**Objetivo da tarefa 1:**
Responda com base na reportagem sobre ESG e a guerra na Ucrânia:
(a) Em que data começou a guerra?
(b) Que empresa anunciou a saída da Rússia na terça-feira?
(c) Do que depende, pelo menos, um eventual retorno das empresas ao país?
**Objetivo da tarefa 2:** Escreva a continuação da reportagem sobre ESG e a guerra na Ucrânia a partir da última frase.

**Trecho fornecido:**

━━━━━━━━━━━━━━━━━━━━

Conflito

Guerra na Ucrânia evidencia pressão sobre compromissos das empresas com temática ESG

Desde o início do conflito, mais de 40 companhias deixaram a Rússia como resposta à invasão militar à Ucrânia

O presidente russo, Vladimir PutinO presidente russo, Vladimir Putin - Foto: Mikhail Klimentyev / SPUTNIK / AFP

Desde o começo da guerra da Ucrânia, em 24 de fevereiro, mais de 40 empresas deixaram a Rússia como resposta à invasão militar comandada pelo presidente russo, Vladimir Putin. E a cada dia outras grandes marcas globais anunciam a saída: na terça-feira, foi a vez do McDonald´s.

O movimento é uma resposta das companhias à pressão de consumidores e investidores que cobram compromissos mais rígidos das corporações em temas ambientais, sociais e de governança (ESG, na sigla em inglês).

Ao interromperem as relações comerciais e produtivas com a Rússia, as empresas também demonstram que as pessoas que as dirigem estão preocupadas com essa agenda que envolve princípios éticos e reputacionais. São temas que ganharam força nas companhias em relação ao passado recente.
 

Todas essas questões precisam ser consideradas quando se analisa o que acontece na Rússia. A guerra de Putin pode ser longa e a atitude das empresas passará por um escrutínio, inclusive quando ocorrer um eventual retorno ao país.

Especialistas entendem que é necessária uma justificativa para essa decisão de retorno, que é voluntária, mas que depende de, pelo menos, um cessar-fogo.

Outras variáveis também precisam ser consideradas para um eventual retorno, como as sanções comerciais contra a Rússia e possíveis discussões sobre crimes e reparações de guerra. Se essas questões não forem observadas, as empresas podem ser penalizadas por consumidores e investidores por descumprirem justamente princípios ESG usados, no começo da guerra, para sair do país.

━━━━━━━━━━━━━━━━━━━━

**Linhas de dados:**
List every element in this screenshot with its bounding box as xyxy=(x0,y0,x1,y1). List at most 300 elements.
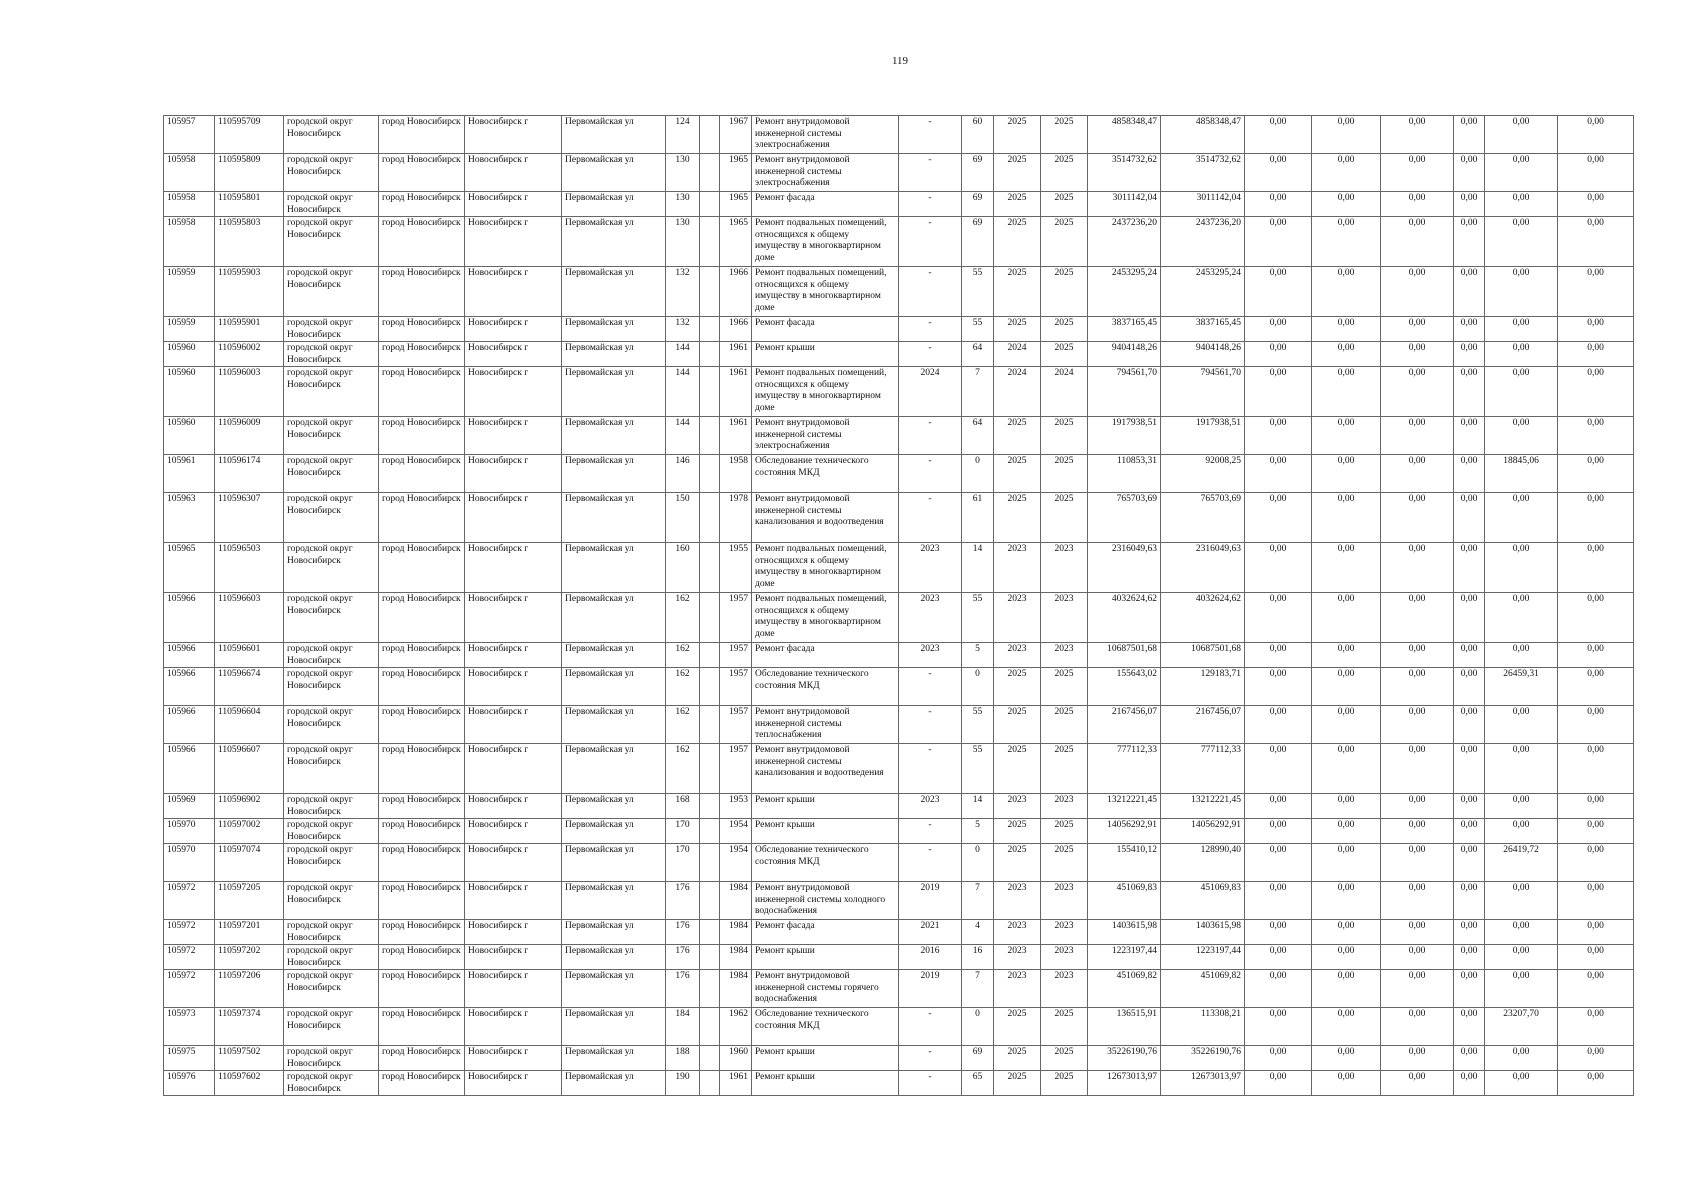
cell-fund: 9404148,26 xyxy=(1161,342,1245,367)
cell-house: 188 xyxy=(666,1046,700,1071)
table-row xyxy=(164,844,1634,882)
cell-city: Новосибирск г xyxy=(465,1071,562,1096)
cell-s3: 0,00 xyxy=(1381,267,1454,317)
cell-s6: 0,00 xyxy=(1558,1071,1634,1096)
cell-house: 144 xyxy=(666,417,700,455)
cell-gorod: город Новосибирск xyxy=(379,668,465,706)
cell-plan_start: 2025 xyxy=(994,417,1041,455)
cell-empty xyxy=(700,543,720,593)
cell-fund: 1917938,51 xyxy=(1161,417,1245,455)
cell-work: Ремонт крыши xyxy=(752,945,899,970)
cell-s2: 0,00 xyxy=(1312,1008,1381,1046)
cell-s3: 0,00 xyxy=(1381,593,1454,643)
cell-house: 176 xyxy=(666,945,700,970)
cell-plan_end: 2025 xyxy=(1041,267,1088,317)
cell-year: 1966 xyxy=(720,317,752,342)
cell-id: 105975 xyxy=(164,1046,215,1071)
cell-okrug: городской округ Новосибирск xyxy=(284,794,379,819)
cell-city: Новосибирск г xyxy=(465,945,562,970)
cell-house: 176 xyxy=(666,882,700,920)
cell-s4: 0,00 xyxy=(1454,1008,1485,1046)
cell-s3: 0,00 xyxy=(1381,668,1454,706)
cell-year: 1984 xyxy=(720,920,752,945)
cell-id: 105966 xyxy=(164,643,215,668)
cell-fund: 3837165,45 xyxy=(1161,317,1245,342)
cell-city: Новосибирск г xyxy=(465,192,562,217)
cell-s3: 0,00 xyxy=(1381,744,1454,794)
cell-prev_year: - xyxy=(899,417,962,455)
cell-s1: 0,00 xyxy=(1245,593,1312,643)
cell-code: 110596307 xyxy=(215,493,284,543)
cell-s1: 0,00 xyxy=(1245,493,1312,543)
cell-plan_start: 2025 xyxy=(994,317,1041,342)
cell-s2: 0,00 xyxy=(1312,882,1381,920)
cell-street: Первомайская ул xyxy=(562,1008,666,1046)
cell-prev_year: 2021 xyxy=(899,920,962,945)
cell-s3: 0,00 xyxy=(1381,493,1454,543)
cell-s3: 0,00 xyxy=(1381,882,1454,920)
cell-work: Ремонт подвальных помещений, относящихся к общему имуществу в многоквартирном доме xyxy=(752,543,899,593)
cell-okrug: городской округ Новосибирск xyxy=(284,116,379,154)
cell-work: Ремонт фасада xyxy=(752,920,899,945)
cell-fund: 3514732,62 xyxy=(1161,154,1245,192)
cell-fund: 13212221,45 xyxy=(1161,794,1245,819)
cell-id: 105972 xyxy=(164,945,215,970)
cell-s3: 0,00 xyxy=(1381,794,1454,819)
cell-plan_start: 2023 xyxy=(994,794,1041,819)
cell-s2: 0,00 xyxy=(1312,1071,1381,1096)
cell-wear: 64 xyxy=(962,417,994,455)
cell-plan_start: 2025 xyxy=(994,455,1041,493)
table-row xyxy=(164,1008,1634,1046)
cell-s2: 0,00 xyxy=(1312,116,1381,154)
cell-s4: 0,00 xyxy=(1454,317,1485,342)
cell-total: 155410,12 xyxy=(1088,844,1161,882)
cell-street: Первомайская ул xyxy=(562,267,666,317)
cell-city: Новосибирск г xyxy=(465,744,562,794)
cell-street: Первомайская ул xyxy=(562,706,666,744)
cell-s4: 0,00 xyxy=(1454,1046,1485,1071)
cell-work: Ремонт внутридомовой инженерной системы холодного водоснабжения xyxy=(752,882,899,920)
cell-s4: 0,00 xyxy=(1454,267,1485,317)
cell-wear: 69 xyxy=(962,154,994,192)
cell-street: Первомайская ул xyxy=(562,1046,666,1071)
cell-city: Новосибирск г xyxy=(465,844,562,882)
cell-prev_year: - xyxy=(899,154,962,192)
cell-year: 1957 xyxy=(720,744,752,794)
cell-total: 4858348,47 xyxy=(1088,116,1161,154)
cell-total: 13212221,45 xyxy=(1088,794,1161,819)
cell-code: 110597074 xyxy=(215,844,284,882)
cell-s5: 26459,31 xyxy=(1485,668,1558,706)
cell-plan_end: 2025 xyxy=(1041,844,1088,882)
cell-house: 170 xyxy=(666,844,700,882)
cell-s3: 0,00 xyxy=(1381,970,1454,1008)
cell-house: 190 xyxy=(666,1071,700,1096)
cell-gorod: город Новосибирск xyxy=(379,317,465,342)
cell-id: 105966 xyxy=(164,593,215,643)
cell-total: 9404148,26 xyxy=(1088,342,1161,367)
cell-code: 110596174 xyxy=(215,455,284,493)
cell-s6: 0,00 xyxy=(1558,794,1634,819)
cell-code: 110595901 xyxy=(215,317,284,342)
cell-empty xyxy=(700,643,720,668)
cell-gorod: город Новосибирск xyxy=(379,882,465,920)
cell-s6: 0,00 xyxy=(1558,367,1634,417)
cell-id: 105972 xyxy=(164,920,215,945)
cell-plan_start: 2023 xyxy=(994,543,1041,593)
cell-city: Новосибирск г xyxy=(465,317,562,342)
cell-code: 110597201 xyxy=(215,920,284,945)
cell-plan_end: 2025 xyxy=(1041,342,1088,367)
cell-empty xyxy=(700,493,720,543)
cell-prev_year: - xyxy=(899,267,962,317)
cell-s2: 0,00 xyxy=(1312,593,1381,643)
cell-wear: 55 xyxy=(962,317,994,342)
cell-code: 110595709 xyxy=(215,116,284,154)
cell-total: 10687501,68 xyxy=(1088,643,1161,668)
cell-total: 136515,91 xyxy=(1088,1008,1161,1046)
cell-s6: 0,00 xyxy=(1558,920,1634,945)
cell-prev_year: - xyxy=(899,217,962,267)
cell-street: Первомайская ул xyxy=(562,920,666,945)
cell-wear: 4 xyxy=(962,920,994,945)
cell-city: Новосибирск г xyxy=(465,668,562,706)
cell-s1: 0,00 xyxy=(1245,342,1312,367)
table-row xyxy=(164,744,1634,794)
cell-empty xyxy=(700,744,720,794)
cell-city: Новосибирск г xyxy=(465,970,562,1008)
cell-gorod: город Новосибирск xyxy=(379,417,465,455)
cell-house: 162 xyxy=(666,668,700,706)
cell-id: 105969 xyxy=(164,794,215,819)
cell-s3: 0,00 xyxy=(1381,1071,1454,1096)
cell-s5: 0,00 xyxy=(1485,970,1558,1008)
cell-plan_end: 2025 xyxy=(1041,417,1088,455)
cell-plan_end: 2025 xyxy=(1041,192,1088,217)
table-row xyxy=(164,154,1634,192)
cell-total: 777112,33 xyxy=(1088,744,1161,794)
cell-work: Обследование технического состояния МКД xyxy=(752,668,899,706)
cell-gorod: город Новосибирск xyxy=(379,455,465,493)
cell-s2: 0,00 xyxy=(1312,844,1381,882)
cell-okrug: городской округ Новосибирск xyxy=(284,317,379,342)
cell-prev_year: - xyxy=(899,317,962,342)
cell-s4: 0,00 xyxy=(1454,543,1485,593)
cell-city: Новосибирск г xyxy=(465,706,562,744)
cell-street: Первомайская ул xyxy=(562,317,666,342)
cell-prev_year: 2019 xyxy=(899,882,962,920)
cell-s1: 0,00 xyxy=(1245,819,1312,844)
cell-code: 110595803 xyxy=(215,217,284,267)
cell-work: Ремонт крыши xyxy=(752,342,899,367)
cell-s1: 0,00 xyxy=(1245,643,1312,668)
cell-okrug: городской округ Новосибирск xyxy=(284,1046,379,1071)
cell-year: 1965 xyxy=(720,154,752,192)
cell-gorod: город Новосибирск xyxy=(379,543,465,593)
cell-prev_year: - xyxy=(899,844,962,882)
cell-total: 2437236,20 xyxy=(1088,217,1161,267)
cell-year: 1966 xyxy=(720,267,752,317)
cell-street: Первомайская ул xyxy=(562,643,666,668)
cell-id: 105970 xyxy=(164,844,215,882)
cell-s2: 0,00 xyxy=(1312,819,1381,844)
cell-empty xyxy=(700,217,720,267)
cell-code: 110595903 xyxy=(215,267,284,317)
cell-work: Ремонт внутридомовой инженерной системы электроснабжения xyxy=(752,417,899,455)
cell-wear: 5 xyxy=(962,643,994,668)
cell-plan_start: 2025 xyxy=(994,706,1041,744)
cell-s4: 0,00 xyxy=(1454,367,1485,417)
cell-s1: 0,00 xyxy=(1245,882,1312,920)
table-row xyxy=(164,217,1634,267)
cell-plan_start: 2023 xyxy=(994,945,1041,970)
cell-s4: 0,00 xyxy=(1454,882,1485,920)
cell-gorod: город Новосибирск xyxy=(379,367,465,417)
cell-year: 1954 xyxy=(720,844,752,882)
cell-s2: 0,00 xyxy=(1312,154,1381,192)
cell-street: Первомайская ул xyxy=(562,455,666,493)
cell-plan_start: 2025 xyxy=(994,154,1041,192)
cell-plan_end: 2023 xyxy=(1041,593,1088,643)
cell-code: 110595801 xyxy=(215,192,284,217)
cell-s6: 0,00 xyxy=(1558,217,1634,267)
cell-total: 4032624,62 xyxy=(1088,593,1161,643)
cell-street: Первомайская ул xyxy=(562,1071,666,1096)
cell-work: Обследование технического состояния МКД xyxy=(752,455,899,493)
cell-s6: 0,00 xyxy=(1558,970,1634,1008)
cell-wear: 7 xyxy=(962,882,994,920)
cell-house: 160 xyxy=(666,543,700,593)
cell-wear: 0 xyxy=(962,455,994,493)
cell-s3: 0,00 xyxy=(1381,920,1454,945)
cell-plan_start: 2025 xyxy=(994,1008,1041,1046)
cell-okrug: городской округ Новосибирск xyxy=(284,882,379,920)
cell-work: Ремонт подвальных помещений, относящихся к общему имуществу в многоквартирном доме xyxy=(752,267,899,317)
cell-house: 130 xyxy=(666,192,700,217)
cell-plan_start: 2025 xyxy=(994,192,1041,217)
cell-s6: 0,00 xyxy=(1558,593,1634,643)
table-row xyxy=(164,819,1634,844)
cell-house: 130 xyxy=(666,217,700,267)
cell-plan_end: 2025 xyxy=(1041,455,1088,493)
cell-wear: 16 xyxy=(962,945,994,970)
cell-house: 132 xyxy=(666,317,700,342)
cell-s4: 0,00 xyxy=(1454,643,1485,668)
table-body xyxy=(164,116,1634,1096)
cell-s6: 0,00 xyxy=(1558,267,1634,317)
cell-street: Первомайская ул xyxy=(562,819,666,844)
cell-street: Первомайская ул xyxy=(562,417,666,455)
cell-plan_start: 2025 xyxy=(994,1046,1041,1071)
table-row xyxy=(164,192,1634,217)
capital-repair-table xyxy=(163,115,1634,1096)
cell-code: 110597205 xyxy=(215,882,284,920)
cell-plan_end: 2023 xyxy=(1041,543,1088,593)
cell-house: 162 xyxy=(666,744,700,794)
cell-plan_end: 2023 xyxy=(1041,882,1088,920)
cell-s3: 0,00 xyxy=(1381,192,1454,217)
cell-empty xyxy=(700,1046,720,1071)
cell-fund: 794561,70 xyxy=(1161,367,1245,417)
cell-wear: 69 xyxy=(962,192,994,217)
cell-gorod: город Новосибирск xyxy=(379,1071,465,1096)
cell-code: 110597502 xyxy=(215,1046,284,1071)
cell-year: 1978 xyxy=(720,493,752,543)
cell-gorod: город Новосибирск xyxy=(379,945,465,970)
cell-okrug: городской округ Новосибирск xyxy=(284,920,379,945)
cell-fund: 2167456,07 xyxy=(1161,706,1245,744)
cell-okrug: городской округ Новосибирск xyxy=(284,1008,379,1046)
cell-gorod: город Новосибирск xyxy=(379,643,465,668)
cell-id: 105960 xyxy=(164,367,215,417)
cell-plan_start: 2025 xyxy=(994,267,1041,317)
cell-id: 105966 xyxy=(164,668,215,706)
cell-house: 144 xyxy=(666,342,700,367)
cell-work: Ремонт крыши xyxy=(752,1046,899,1071)
cell-wear: 5 xyxy=(962,819,994,844)
cell-plan_end: 2025 xyxy=(1041,1071,1088,1096)
cell-empty xyxy=(700,267,720,317)
cell-id: 105972 xyxy=(164,882,215,920)
cell-s1: 0,00 xyxy=(1245,116,1312,154)
cell-street: Первомайская ул xyxy=(562,367,666,417)
cell-work: Ремонт внутридомовой инженерной системы электроснабжения xyxy=(752,116,899,154)
cell-id: 105958 xyxy=(164,154,215,192)
cell-street: Первомайская ул xyxy=(562,945,666,970)
cell-okrug: городской округ Новосибирск xyxy=(284,367,379,417)
cell-empty xyxy=(700,317,720,342)
cell-s3: 0,00 xyxy=(1381,455,1454,493)
cell-code: 110596002 xyxy=(215,342,284,367)
cell-gorod: город Новосибирск xyxy=(379,217,465,267)
cell-house: 162 xyxy=(666,706,700,744)
cell-id: 105959 xyxy=(164,267,215,317)
cell-house: 170 xyxy=(666,819,700,844)
cell-s1: 0,00 xyxy=(1245,706,1312,744)
cell-prev_year: - xyxy=(899,342,962,367)
cell-s2: 0,00 xyxy=(1312,668,1381,706)
cell-okrug: городской округ Новосибирск xyxy=(284,1071,379,1096)
cell-street: Первомайская ул xyxy=(562,217,666,267)
cell-work: Ремонт внутридомовой инженерной системы канализования и водоотведения xyxy=(752,493,899,543)
cell-s1: 0,00 xyxy=(1245,920,1312,945)
cell-id: 105966 xyxy=(164,706,215,744)
cell-empty xyxy=(700,706,720,744)
cell-s3: 0,00 xyxy=(1381,643,1454,668)
cell-s6: 0,00 xyxy=(1558,455,1634,493)
cell-house: 176 xyxy=(666,920,700,945)
cell-fund: 765703,69 xyxy=(1161,493,1245,543)
cell-work: Ремонт внутридомовой инженерной системы горячего водоснабжения xyxy=(752,970,899,1008)
cell-okrug: городской округ Новосибирск xyxy=(284,643,379,668)
cell-work: Ремонт внутридомовой инженерной системы канализования и водоотведения xyxy=(752,744,899,794)
cell-s2: 0,00 xyxy=(1312,192,1381,217)
cell-s5: 0,00 xyxy=(1485,794,1558,819)
cell-fund: 1403615,98 xyxy=(1161,920,1245,945)
cell-gorod: город Новосибирск xyxy=(379,116,465,154)
cell-okrug: городской округ Новосибирск xyxy=(284,154,379,192)
cell-year: 1965 xyxy=(720,192,752,217)
table-row xyxy=(164,493,1634,543)
cell-s3: 0,00 xyxy=(1381,154,1454,192)
cell-s2: 0,00 xyxy=(1312,794,1381,819)
cell-s5: 0,00 xyxy=(1485,593,1558,643)
cell-plan_end: 2025 xyxy=(1041,1046,1088,1071)
cell-prev_year: 2023 xyxy=(899,593,962,643)
cell-total: 110853,31 xyxy=(1088,455,1161,493)
cell-gorod: город Новосибирск xyxy=(379,1046,465,1071)
cell-wear: 65 xyxy=(962,1071,994,1096)
cell-s3: 0,00 xyxy=(1381,844,1454,882)
cell-street: Первомайская ул xyxy=(562,970,666,1008)
cell-wear: 69 xyxy=(962,1046,994,1071)
cell-id: 105960 xyxy=(164,417,215,455)
cell-s6: 0,00 xyxy=(1558,154,1634,192)
cell-prev_year: - xyxy=(899,706,962,744)
cell-okrug: городской округ Новосибирск xyxy=(284,844,379,882)
cell-street: Первомайская ул xyxy=(562,882,666,920)
cell-year: 1953 xyxy=(720,794,752,819)
cell-city: Новосибирск г xyxy=(465,920,562,945)
cell-s6: 0,00 xyxy=(1558,317,1634,342)
table-row xyxy=(164,920,1634,945)
cell-plan_end: 2025 xyxy=(1041,706,1088,744)
cell-street: Первомайская ул xyxy=(562,593,666,643)
cell-s1: 0,00 xyxy=(1245,317,1312,342)
table-row xyxy=(164,1046,1634,1071)
cell-s5: 0,00 xyxy=(1485,706,1558,744)
cell-plan_start: 2023 xyxy=(994,593,1041,643)
cell-id: 105958 xyxy=(164,192,215,217)
cell-s3: 0,00 xyxy=(1381,317,1454,342)
cell-total: 3837165,45 xyxy=(1088,317,1161,342)
cell-wear: 64 xyxy=(962,342,994,367)
cell-plan_end: 2025 xyxy=(1041,116,1088,154)
cell-empty xyxy=(700,116,720,154)
cell-prev_year: 2023 xyxy=(899,543,962,593)
cell-code: 110596009 xyxy=(215,417,284,455)
cell-empty xyxy=(700,920,720,945)
cell-wear: 7 xyxy=(962,970,994,1008)
cell-gorod: город Новосибирск xyxy=(379,794,465,819)
cell-s1: 0,00 xyxy=(1245,844,1312,882)
cell-plan_start: 2025 xyxy=(994,668,1041,706)
cell-plan_start: 2025 xyxy=(994,116,1041,154)
cell-wear: 61 xyxy=(962,493,994,543)
cell-city: Новосибирск г xyxy=(465,116,562,154)
cell-gorod: город Новосибирск xyxy=(379,154,465,192)
cell-code: 110596003 xyxy=(215,367,284,417)
cell-work: Ремонт крыши xyxy=(752,794,899,819)
cell-work: Обследование технического состояния МКД xyxy=(752,1008,899,1046)
cell-s1: 0,00 xyxy=(1245,267,1312,317)
cell-plan_end: 2025 xyxy=(1041,154,1088,192)
cell-city: Новосибирск г xyxy=(465,1046,562,1071)
cell-prev_year: 2023 xyxy=(899,643,962,668)
cell-work: Ремонт подвальных помещений, относящихся к общему имуществу в многоквартирном доме xyxy=(752,217,899,267)
cell-gorod: город Новосибирск xyxy=(379,819,465,844)
cell-city: Новосибирск г xyxy=(465,882,562,920)
cell-house: 162 xyxy=(666,643,700,668)
cell-plan_end: 2025 xyxy=(1041,668,1088,706)
cell-plan_end: 2023 xyxy=(1041,945,1088,970)
cell-year: 1958 xyxy=(720,455,752,493)
cell-empty xyxy=(700,1008,720,1046)
cell-s6: 0,00 xyxy=(1558,493,1634,543)
cell-city: Новосибирск г xyxy=(465,455,562,493)
cell-total: 1403615,98 xyxy=(1088,920,1161,945)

━━━━━━━━━━━━━━━━━━━━

**Resultado da tarefa 1:**
(a) Em 24 de fevereiro.
(b) O McDonald's.
(c) De um cessar-fogo.

**Resultado da tarefa 2:**
Nos últimos anos essa agenda vem sendo incorporada gradualmente no dia a dia das empresas, nas operações, mas a implementação é complexa e leva tempo. O assunto passou a ser considerado em decisões de compras ou investimentos, e tornou-se alvo de uma avaliação constante de todos os participantes do mercado.

O caso das petroleiras talvez seja um dos mais emblemáticos para ilustrar como o ESG está mudando a forma das empresas atuarem, segundo especialistas ouvidos pelo Valor. No passado, não foi incomum que empresas de óleo e gás fizessem vista grossa sobre situações que hoje seriam consideradas inaceitáveis, como as que envolveram conflitos no Oriente Médio.

Com a guerra na Ucrânia, Exxon Mobil, BP, Equinor e Shell estiveram entre as primeiras a anunciar que deixariam de operar na Rússia, apesar dos possíveis impactos nos respectivos resultados financeiros.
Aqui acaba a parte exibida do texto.